>> BEGIN
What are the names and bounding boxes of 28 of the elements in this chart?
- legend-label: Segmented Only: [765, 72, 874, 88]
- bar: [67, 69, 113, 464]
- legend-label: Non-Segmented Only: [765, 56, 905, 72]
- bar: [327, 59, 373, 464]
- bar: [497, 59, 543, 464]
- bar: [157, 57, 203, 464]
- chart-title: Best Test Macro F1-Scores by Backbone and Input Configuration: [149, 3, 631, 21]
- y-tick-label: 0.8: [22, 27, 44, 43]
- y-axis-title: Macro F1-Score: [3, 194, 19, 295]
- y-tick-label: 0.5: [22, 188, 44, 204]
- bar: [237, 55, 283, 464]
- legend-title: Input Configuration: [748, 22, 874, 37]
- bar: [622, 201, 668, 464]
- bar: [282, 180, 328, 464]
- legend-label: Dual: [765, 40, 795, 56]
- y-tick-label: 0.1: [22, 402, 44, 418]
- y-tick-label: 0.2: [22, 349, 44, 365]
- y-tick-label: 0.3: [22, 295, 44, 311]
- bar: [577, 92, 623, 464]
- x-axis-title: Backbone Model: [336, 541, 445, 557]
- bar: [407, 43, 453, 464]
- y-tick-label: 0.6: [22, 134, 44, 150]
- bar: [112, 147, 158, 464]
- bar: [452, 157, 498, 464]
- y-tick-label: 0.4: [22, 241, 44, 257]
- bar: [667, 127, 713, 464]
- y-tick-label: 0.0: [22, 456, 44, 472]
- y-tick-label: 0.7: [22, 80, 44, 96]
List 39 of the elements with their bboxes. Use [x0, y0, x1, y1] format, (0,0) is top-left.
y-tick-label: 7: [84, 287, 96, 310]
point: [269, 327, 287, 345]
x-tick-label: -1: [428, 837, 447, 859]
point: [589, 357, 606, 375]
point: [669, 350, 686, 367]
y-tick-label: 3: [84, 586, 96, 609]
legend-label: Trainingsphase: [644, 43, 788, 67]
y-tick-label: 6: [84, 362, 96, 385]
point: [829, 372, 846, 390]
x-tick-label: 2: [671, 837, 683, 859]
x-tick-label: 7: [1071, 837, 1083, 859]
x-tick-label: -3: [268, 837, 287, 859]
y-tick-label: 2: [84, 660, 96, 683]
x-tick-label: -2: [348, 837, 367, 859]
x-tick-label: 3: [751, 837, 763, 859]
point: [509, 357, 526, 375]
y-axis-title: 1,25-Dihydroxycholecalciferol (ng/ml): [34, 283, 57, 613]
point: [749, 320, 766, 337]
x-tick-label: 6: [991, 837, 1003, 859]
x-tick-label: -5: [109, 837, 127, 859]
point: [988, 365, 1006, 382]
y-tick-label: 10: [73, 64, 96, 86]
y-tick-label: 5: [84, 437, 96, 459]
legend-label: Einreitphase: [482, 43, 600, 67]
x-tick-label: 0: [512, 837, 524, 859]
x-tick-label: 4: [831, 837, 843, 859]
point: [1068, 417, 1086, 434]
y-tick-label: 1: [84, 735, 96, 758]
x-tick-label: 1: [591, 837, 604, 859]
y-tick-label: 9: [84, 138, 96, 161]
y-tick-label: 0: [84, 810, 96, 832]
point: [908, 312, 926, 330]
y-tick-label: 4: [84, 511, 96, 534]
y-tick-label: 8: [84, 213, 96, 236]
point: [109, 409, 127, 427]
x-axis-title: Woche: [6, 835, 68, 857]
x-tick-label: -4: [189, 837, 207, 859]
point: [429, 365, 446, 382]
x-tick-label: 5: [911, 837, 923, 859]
>> END
● Written request: Rewrite every line of the records above as a numbered list, leaving out any blank lines.

● The answer:
1. What are the names and bounding boxes of 28 of the elements in this chart?
2. - legend-label: Segmented Only: [765, 72, 874, 88]
3. - bar: [67, 69, 113, 464]
4. - legend-label: Non-Segmented Only: [765, 56, 905, 72]
5. - bar: [327, 59, 373, 464]
6. - bar: [497, 59, 543, 464]
7. - bar: [157, 57, 203, 464]
8. - chart-title: Best Test Macro F1-Scores by Backbone and Input Configuration: [149, 3, 631, 21]
9. - y-tick-label: 0.8: [22, 27, 44, 43]
10. - y-axis-title: Macro F1-Score: [3, 194, 19, 295]
11. - y-tick-label: 0.5: [22, 188, 44, 204]
12. - bar: [237, 55, 283, 464]
13. - legend-title: Input Configuration: [748, 22, 874, 37]
14. - bar: [622, 201, 668, 464]
15. - bar: [282, 180, 328, 464]
16. - legend-label: Dual: [765, 40, 795, 56]
17. - y-tick-label: 0.1: [22, 402, 44, 418]
18. - y-tick-label: 0.2: [22, 349, 44, 365]
19. - y-tick-label: 0.3: [22, 295, 44, 311]
20. - bar: [577, 92, 623, 464]
21. - x-axis-title: Backbone Model: [336, 541, 445, 557]
22. - bar: [407, 43, 453, 464]
23. - y-tick-label: 0.6: [22, 134, 44, 150]
24. - bar: [112, 147, 158, 464]
25. - bar: [452, 157, 498, 464]
26. - y-tick-label: 0.4: [22, 241, 44, 257]
27. - bar: [667, 127, 713, 464]
28. - y-tick-label: 0.0: [22, 456, 44, 472]
29. - y-tick-label: 0.7: [22, 80, 44, 96]
30. List 39 of the elements with their bboxes. Use [x0, y0, x1, y1] format, (0,0) is top-left.
31. y-tick-label: 7: [84, 287, 96, 310]
32. point: [269, 327, 287, 345]
33. x-tick-label: -1: [428, 837, 447, 859]
34. point: [589, 357, 606, 375]
35. point: [669, 350, 686, 367]
36. y-tick-label: 3: [84, 586, 96, 609]
37. legend-label: Trainingsphase: [644, 43, 788, 67]
38. y-tick-label: 6: [84, 362, 96, 385]
39. point: [829, 372, 846, 390]
40. x-tick-label: 2: [671, 837, 683, 859]
41. x-tick-label: 7: [1071, 837, 1083, 859]
42. x-tick-label: -3: [268, 837, 287, 859]
43. y-tick-label: 2: [84, 660, 96, 683]
44. x-tick-label: -2: [348, 837, 367, 859]
45. x-tick-label: 3: [751, 837, 763, 859]
46. point: [509, 357, 526, 375]
47. y-axis-title: 1,25-Dihydroxycholecalciferol (ng/ml): [34, 283, 57, 613]
48. point: [749, 320, 766, 337]
49. x-tick-label: 6: [991, 837, 1003, 859]
50. x-tick-label: -5: [109, 837, 127, 859]
51. point: [988, 365, 1006, 382]
52. y-tick-label: 10: [73, 64, 96, 86]
53. y-tick-label: 5: [84, 437, 96, 459]
54. legend-label: Einreitphase: [482, 43, 600, 67]
55. x-tick-label: 0: [512, 837, 524, 859]
56. x-tick-label: 4: [831, 837, 843, 859]
57. point: [1068, 417, 1086, 434]
58. y-tick-label: 1: [84, 735, 96, 758]
59. x-tick-label: 1: [591, 837, 604, 859]
60. y-tick-label: 9: [84, 138, 96, 161]
61. y-tick-label: 0: [84, 810, 96, 832]
62. point: [908, 312, 926, 330]
63. y-tick-label: 4: [84, 511, 96, 534]
64. y-tick-label: 8: [84, 213, 96, 236]
65. point: [109, 409, 127, 427]
66. x-axis-title: Woche: [6, 835, 68, 857]
67. x-tick-label: -4: [189, 837, 207, 859]
68. point: [429, 365, 446, 382]
69. x-tick-label: 5: [911, 837, 923, 859]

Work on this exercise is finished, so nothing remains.